### Collected data
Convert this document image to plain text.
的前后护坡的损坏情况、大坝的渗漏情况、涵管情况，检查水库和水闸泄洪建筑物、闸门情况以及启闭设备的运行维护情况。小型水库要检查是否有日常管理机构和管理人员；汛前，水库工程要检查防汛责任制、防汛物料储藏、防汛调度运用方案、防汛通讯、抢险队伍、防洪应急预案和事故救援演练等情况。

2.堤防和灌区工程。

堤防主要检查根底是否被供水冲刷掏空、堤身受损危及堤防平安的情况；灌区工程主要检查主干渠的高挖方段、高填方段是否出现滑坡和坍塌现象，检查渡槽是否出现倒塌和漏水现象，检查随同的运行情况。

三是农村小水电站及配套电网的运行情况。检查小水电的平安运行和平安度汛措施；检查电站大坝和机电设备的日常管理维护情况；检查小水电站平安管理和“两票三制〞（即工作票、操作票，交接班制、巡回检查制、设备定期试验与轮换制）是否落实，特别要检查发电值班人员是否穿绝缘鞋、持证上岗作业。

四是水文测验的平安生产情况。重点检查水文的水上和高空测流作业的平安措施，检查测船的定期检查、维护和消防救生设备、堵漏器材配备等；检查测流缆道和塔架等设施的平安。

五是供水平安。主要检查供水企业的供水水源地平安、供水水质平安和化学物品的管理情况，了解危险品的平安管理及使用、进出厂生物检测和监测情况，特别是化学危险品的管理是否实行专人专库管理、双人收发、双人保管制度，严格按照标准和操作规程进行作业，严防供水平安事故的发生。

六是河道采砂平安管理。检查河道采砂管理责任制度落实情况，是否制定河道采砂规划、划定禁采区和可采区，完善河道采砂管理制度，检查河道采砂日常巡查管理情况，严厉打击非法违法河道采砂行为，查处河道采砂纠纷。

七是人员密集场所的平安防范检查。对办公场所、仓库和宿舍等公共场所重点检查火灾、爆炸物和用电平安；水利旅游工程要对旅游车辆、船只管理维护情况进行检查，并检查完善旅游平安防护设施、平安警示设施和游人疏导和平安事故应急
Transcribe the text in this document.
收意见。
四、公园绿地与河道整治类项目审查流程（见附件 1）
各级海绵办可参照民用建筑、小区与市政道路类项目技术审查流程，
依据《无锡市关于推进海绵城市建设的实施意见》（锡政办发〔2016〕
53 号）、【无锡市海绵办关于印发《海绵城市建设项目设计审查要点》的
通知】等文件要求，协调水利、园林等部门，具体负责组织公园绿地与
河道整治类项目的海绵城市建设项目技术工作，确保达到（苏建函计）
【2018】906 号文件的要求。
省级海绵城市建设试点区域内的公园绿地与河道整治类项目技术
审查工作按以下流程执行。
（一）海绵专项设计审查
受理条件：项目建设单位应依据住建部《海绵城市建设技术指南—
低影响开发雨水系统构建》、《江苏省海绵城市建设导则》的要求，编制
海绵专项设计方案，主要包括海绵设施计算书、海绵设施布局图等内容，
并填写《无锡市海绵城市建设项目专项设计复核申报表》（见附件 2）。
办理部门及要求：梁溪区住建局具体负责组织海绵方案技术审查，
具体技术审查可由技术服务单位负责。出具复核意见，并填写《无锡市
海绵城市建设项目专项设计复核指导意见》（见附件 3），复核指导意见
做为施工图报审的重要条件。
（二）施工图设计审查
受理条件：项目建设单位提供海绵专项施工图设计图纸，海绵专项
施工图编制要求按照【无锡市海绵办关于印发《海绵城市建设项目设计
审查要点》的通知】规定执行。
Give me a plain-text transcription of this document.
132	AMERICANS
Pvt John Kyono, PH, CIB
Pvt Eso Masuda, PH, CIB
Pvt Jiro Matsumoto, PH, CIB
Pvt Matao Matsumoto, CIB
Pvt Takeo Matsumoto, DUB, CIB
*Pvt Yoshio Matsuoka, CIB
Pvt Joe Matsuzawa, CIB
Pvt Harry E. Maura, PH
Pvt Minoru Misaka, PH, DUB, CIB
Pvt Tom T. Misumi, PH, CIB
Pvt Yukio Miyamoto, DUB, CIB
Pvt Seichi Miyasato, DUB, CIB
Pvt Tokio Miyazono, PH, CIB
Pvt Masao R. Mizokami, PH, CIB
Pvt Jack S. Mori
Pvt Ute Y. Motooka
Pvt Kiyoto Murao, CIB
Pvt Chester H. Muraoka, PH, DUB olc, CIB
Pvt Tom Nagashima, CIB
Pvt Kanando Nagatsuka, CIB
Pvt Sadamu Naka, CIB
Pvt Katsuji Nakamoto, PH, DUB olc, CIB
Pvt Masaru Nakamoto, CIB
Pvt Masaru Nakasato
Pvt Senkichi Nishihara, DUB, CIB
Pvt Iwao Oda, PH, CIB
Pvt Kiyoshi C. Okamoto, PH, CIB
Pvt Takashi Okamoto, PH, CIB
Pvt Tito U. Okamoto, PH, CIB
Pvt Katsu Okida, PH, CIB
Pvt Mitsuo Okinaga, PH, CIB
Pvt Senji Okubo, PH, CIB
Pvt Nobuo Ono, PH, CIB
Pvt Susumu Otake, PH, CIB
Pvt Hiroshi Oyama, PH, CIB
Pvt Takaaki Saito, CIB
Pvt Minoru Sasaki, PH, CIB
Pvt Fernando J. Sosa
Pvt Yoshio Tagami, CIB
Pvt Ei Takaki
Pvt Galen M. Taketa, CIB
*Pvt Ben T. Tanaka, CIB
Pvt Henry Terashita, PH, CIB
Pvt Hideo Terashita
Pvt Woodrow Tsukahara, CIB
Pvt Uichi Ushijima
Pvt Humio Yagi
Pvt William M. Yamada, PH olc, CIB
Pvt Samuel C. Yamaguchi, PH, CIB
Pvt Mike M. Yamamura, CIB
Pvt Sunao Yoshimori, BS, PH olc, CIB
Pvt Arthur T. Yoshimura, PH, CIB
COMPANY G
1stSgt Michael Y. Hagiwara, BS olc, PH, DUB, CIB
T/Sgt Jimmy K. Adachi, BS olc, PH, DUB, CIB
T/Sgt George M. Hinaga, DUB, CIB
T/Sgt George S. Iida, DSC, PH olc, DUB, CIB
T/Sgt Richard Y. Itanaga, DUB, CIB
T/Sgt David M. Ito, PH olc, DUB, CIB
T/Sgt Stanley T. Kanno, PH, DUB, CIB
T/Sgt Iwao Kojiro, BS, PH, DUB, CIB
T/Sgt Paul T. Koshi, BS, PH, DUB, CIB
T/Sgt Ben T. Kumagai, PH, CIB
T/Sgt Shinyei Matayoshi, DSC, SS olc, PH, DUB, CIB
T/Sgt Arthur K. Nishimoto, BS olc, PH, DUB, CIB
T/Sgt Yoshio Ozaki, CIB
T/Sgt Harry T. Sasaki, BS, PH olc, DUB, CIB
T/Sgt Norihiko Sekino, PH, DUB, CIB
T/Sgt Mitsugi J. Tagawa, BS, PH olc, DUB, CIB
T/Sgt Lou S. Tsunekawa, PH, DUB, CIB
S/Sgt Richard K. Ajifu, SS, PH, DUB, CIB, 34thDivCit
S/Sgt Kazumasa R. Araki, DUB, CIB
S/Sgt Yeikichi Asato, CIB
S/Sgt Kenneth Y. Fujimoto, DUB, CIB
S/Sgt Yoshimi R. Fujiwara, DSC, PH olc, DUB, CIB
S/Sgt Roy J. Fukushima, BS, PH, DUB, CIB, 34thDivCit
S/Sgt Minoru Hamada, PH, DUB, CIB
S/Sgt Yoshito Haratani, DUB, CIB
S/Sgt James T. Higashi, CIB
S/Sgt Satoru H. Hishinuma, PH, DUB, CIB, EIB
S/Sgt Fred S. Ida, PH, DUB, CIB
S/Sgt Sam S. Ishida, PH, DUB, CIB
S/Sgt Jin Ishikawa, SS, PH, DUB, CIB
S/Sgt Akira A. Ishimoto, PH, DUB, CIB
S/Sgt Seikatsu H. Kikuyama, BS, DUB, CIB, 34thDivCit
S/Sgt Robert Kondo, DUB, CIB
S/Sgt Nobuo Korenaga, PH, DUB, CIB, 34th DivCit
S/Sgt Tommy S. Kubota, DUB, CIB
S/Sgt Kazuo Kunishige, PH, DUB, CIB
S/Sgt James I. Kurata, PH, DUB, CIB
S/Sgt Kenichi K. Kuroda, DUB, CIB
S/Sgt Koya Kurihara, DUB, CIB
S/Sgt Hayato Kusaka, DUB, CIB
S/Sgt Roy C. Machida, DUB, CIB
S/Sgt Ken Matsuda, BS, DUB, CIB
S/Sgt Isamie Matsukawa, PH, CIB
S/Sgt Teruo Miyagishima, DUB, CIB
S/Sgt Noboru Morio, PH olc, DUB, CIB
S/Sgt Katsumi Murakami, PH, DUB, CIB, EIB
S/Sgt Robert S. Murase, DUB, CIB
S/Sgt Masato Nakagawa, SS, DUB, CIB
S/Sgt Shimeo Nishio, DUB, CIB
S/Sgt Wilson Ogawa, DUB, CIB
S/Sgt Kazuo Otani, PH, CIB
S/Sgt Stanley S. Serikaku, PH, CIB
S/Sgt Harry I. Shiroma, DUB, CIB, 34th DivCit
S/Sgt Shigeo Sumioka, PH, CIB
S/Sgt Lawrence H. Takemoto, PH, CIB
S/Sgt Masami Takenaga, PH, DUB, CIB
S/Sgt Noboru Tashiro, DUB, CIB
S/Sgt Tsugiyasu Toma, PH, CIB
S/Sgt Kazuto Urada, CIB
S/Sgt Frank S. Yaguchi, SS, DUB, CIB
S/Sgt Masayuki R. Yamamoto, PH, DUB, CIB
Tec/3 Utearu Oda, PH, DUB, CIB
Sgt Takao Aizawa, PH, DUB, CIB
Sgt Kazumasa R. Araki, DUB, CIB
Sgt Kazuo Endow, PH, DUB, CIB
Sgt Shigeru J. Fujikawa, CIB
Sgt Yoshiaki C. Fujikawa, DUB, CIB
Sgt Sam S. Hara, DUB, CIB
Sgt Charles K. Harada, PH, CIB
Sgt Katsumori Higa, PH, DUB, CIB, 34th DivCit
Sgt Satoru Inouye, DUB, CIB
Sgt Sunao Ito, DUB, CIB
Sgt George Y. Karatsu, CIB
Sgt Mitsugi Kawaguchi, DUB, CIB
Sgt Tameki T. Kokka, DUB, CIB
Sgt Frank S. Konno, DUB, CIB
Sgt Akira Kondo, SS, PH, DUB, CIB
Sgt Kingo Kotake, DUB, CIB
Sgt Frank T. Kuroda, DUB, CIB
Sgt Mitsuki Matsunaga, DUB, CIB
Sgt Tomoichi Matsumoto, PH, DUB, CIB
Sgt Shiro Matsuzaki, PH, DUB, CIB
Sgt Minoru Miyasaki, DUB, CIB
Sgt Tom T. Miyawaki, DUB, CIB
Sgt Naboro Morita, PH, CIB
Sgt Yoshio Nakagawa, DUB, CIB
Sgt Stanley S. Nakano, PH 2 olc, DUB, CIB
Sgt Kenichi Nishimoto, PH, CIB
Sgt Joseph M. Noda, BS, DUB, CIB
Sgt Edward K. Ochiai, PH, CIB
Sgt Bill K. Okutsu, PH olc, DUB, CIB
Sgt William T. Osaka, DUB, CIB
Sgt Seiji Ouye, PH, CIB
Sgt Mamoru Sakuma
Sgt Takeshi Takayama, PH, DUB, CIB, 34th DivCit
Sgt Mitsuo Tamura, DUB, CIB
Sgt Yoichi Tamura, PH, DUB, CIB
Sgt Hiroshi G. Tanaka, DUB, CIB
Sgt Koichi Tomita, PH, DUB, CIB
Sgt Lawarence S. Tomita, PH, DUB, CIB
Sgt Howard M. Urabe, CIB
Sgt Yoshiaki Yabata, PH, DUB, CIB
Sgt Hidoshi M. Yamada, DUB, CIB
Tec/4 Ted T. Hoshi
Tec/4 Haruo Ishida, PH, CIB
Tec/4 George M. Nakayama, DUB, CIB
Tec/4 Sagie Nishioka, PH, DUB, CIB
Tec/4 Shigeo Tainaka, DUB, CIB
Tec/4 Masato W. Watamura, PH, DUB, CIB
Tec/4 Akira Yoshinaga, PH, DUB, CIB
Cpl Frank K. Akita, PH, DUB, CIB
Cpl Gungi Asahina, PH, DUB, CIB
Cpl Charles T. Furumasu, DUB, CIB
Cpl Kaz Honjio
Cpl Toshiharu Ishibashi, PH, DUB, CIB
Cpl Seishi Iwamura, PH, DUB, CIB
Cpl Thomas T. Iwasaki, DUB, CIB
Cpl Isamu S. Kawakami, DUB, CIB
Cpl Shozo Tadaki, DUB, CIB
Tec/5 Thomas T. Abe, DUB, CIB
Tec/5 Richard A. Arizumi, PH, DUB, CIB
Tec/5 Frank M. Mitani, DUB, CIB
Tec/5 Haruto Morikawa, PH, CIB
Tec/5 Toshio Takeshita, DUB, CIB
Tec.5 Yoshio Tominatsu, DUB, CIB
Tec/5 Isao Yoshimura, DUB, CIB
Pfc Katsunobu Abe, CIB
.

### Request
Return only the number of lines in the entries that contain the string "Iwao".

### Response
2